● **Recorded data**
* * *

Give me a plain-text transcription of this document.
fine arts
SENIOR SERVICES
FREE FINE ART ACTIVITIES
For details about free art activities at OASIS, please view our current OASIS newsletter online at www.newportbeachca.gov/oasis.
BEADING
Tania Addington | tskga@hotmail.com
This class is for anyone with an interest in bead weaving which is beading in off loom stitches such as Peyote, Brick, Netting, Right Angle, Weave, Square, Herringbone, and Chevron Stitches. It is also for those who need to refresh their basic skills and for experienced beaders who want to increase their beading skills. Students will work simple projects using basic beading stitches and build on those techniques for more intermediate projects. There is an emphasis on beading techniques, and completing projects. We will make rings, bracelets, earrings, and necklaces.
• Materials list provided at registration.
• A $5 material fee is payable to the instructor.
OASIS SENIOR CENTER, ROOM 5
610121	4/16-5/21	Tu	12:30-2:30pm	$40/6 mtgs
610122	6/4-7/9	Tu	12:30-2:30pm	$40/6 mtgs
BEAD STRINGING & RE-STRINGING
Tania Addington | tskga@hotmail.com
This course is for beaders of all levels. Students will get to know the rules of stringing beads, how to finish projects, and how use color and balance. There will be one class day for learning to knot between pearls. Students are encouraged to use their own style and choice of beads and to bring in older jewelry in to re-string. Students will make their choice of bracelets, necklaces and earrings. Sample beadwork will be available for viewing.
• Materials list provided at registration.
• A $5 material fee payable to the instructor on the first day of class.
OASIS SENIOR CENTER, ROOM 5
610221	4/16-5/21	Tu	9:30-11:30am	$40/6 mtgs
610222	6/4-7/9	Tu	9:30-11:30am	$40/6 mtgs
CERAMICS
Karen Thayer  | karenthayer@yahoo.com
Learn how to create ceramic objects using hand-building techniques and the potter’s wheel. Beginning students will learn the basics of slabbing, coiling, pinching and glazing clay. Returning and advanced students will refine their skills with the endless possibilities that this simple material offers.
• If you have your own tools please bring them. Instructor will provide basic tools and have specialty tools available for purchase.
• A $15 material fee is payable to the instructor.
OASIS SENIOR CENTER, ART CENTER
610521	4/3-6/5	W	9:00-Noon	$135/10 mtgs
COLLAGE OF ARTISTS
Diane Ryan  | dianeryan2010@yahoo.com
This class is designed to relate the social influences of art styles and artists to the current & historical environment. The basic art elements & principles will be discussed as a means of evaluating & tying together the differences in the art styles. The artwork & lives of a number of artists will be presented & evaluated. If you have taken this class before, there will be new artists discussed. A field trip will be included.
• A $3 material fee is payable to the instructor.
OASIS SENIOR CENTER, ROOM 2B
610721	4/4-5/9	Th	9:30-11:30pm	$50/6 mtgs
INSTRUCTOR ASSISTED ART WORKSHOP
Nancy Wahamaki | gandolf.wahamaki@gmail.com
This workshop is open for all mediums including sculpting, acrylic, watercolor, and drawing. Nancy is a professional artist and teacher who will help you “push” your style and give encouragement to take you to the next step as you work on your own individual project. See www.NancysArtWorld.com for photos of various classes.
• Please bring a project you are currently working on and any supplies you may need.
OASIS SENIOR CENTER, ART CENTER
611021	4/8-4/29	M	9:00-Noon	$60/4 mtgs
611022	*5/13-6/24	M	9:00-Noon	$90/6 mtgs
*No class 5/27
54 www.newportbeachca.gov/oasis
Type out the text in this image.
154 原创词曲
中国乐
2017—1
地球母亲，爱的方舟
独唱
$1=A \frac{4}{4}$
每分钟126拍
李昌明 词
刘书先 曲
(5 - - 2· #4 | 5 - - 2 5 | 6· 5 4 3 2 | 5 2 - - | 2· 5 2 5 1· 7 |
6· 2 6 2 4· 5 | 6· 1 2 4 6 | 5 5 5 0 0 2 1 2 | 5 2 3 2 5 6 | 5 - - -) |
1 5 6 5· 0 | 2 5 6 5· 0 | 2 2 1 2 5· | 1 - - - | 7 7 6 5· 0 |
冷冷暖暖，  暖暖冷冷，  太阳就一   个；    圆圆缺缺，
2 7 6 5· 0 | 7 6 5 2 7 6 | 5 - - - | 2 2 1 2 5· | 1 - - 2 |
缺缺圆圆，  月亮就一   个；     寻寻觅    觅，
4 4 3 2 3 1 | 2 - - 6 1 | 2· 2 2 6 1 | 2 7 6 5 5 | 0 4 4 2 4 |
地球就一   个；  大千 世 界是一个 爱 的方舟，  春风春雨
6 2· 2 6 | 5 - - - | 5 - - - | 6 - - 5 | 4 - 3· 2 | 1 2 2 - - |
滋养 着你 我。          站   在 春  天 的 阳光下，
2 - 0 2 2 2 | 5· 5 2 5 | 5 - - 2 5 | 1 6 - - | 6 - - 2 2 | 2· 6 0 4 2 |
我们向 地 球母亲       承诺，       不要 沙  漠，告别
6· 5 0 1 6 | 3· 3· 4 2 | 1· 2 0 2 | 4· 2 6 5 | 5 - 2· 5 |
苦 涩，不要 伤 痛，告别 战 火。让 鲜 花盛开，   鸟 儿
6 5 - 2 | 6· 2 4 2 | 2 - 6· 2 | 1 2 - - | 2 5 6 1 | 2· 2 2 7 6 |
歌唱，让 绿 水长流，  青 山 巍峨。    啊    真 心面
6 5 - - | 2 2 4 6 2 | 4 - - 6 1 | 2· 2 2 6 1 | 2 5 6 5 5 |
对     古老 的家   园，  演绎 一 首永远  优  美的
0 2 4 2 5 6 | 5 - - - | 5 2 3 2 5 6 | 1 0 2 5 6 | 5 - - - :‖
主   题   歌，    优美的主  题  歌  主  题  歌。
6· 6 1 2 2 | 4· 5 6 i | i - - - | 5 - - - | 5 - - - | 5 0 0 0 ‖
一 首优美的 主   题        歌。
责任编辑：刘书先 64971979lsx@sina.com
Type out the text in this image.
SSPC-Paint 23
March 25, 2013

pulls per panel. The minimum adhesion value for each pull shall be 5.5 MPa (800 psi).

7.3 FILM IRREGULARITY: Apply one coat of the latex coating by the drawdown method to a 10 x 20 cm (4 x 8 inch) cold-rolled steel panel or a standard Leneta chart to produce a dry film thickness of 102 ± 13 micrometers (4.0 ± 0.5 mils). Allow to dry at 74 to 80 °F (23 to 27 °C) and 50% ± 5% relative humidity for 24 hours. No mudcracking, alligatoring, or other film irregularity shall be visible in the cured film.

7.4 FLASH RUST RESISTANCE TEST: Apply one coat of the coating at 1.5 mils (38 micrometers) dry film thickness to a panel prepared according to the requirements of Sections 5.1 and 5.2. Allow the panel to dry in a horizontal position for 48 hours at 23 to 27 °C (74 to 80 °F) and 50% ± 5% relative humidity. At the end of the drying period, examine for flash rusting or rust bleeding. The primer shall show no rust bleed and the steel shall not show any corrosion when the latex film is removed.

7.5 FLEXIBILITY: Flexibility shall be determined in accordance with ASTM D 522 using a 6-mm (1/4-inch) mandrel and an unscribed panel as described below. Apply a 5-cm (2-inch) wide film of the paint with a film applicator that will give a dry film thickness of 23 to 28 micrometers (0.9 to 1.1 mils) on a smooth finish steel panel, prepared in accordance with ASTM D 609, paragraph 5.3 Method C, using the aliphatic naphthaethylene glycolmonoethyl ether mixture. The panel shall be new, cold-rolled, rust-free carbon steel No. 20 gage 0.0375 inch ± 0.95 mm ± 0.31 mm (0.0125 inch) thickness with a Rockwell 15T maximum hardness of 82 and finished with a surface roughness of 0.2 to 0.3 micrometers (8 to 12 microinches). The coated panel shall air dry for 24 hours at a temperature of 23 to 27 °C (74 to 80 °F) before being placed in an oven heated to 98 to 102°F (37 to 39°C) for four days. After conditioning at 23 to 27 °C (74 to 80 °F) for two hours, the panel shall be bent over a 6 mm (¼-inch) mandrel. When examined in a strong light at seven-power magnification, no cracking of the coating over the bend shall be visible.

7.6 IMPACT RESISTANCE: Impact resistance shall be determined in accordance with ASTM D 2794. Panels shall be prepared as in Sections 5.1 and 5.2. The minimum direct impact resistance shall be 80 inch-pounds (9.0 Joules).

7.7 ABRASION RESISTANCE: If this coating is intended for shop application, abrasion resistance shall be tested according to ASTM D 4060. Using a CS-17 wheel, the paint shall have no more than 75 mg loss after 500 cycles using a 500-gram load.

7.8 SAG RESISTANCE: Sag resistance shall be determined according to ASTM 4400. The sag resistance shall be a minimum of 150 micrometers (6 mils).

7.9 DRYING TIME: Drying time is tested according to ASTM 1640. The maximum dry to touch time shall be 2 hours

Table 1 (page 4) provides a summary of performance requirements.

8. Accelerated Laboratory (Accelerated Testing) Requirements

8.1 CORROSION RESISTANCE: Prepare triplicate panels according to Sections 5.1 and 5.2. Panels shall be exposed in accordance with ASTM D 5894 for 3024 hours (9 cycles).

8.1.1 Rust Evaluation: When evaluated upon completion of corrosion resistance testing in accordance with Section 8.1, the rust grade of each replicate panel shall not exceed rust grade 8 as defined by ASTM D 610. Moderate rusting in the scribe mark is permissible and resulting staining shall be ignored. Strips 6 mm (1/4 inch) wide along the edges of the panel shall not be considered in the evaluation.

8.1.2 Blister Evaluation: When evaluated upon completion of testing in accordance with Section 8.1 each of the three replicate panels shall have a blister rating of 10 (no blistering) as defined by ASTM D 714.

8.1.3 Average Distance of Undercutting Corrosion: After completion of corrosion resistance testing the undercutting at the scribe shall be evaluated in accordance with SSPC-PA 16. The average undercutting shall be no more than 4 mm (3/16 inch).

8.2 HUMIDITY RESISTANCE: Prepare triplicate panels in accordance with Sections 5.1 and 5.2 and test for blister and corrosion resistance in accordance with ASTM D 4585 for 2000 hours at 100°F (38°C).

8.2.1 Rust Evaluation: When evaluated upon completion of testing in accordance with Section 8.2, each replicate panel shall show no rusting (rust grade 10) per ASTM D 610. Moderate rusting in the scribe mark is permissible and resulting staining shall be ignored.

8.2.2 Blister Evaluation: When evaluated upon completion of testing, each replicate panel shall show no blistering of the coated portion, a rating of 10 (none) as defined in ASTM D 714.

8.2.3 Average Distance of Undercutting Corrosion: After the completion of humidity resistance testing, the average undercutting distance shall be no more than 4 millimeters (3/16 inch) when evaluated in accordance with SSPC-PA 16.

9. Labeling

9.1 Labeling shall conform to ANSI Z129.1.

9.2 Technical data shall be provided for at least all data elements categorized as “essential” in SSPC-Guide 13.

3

* * *

Report how many lines in this data include the string "Labeling", and nothing else.

● **The solution**
2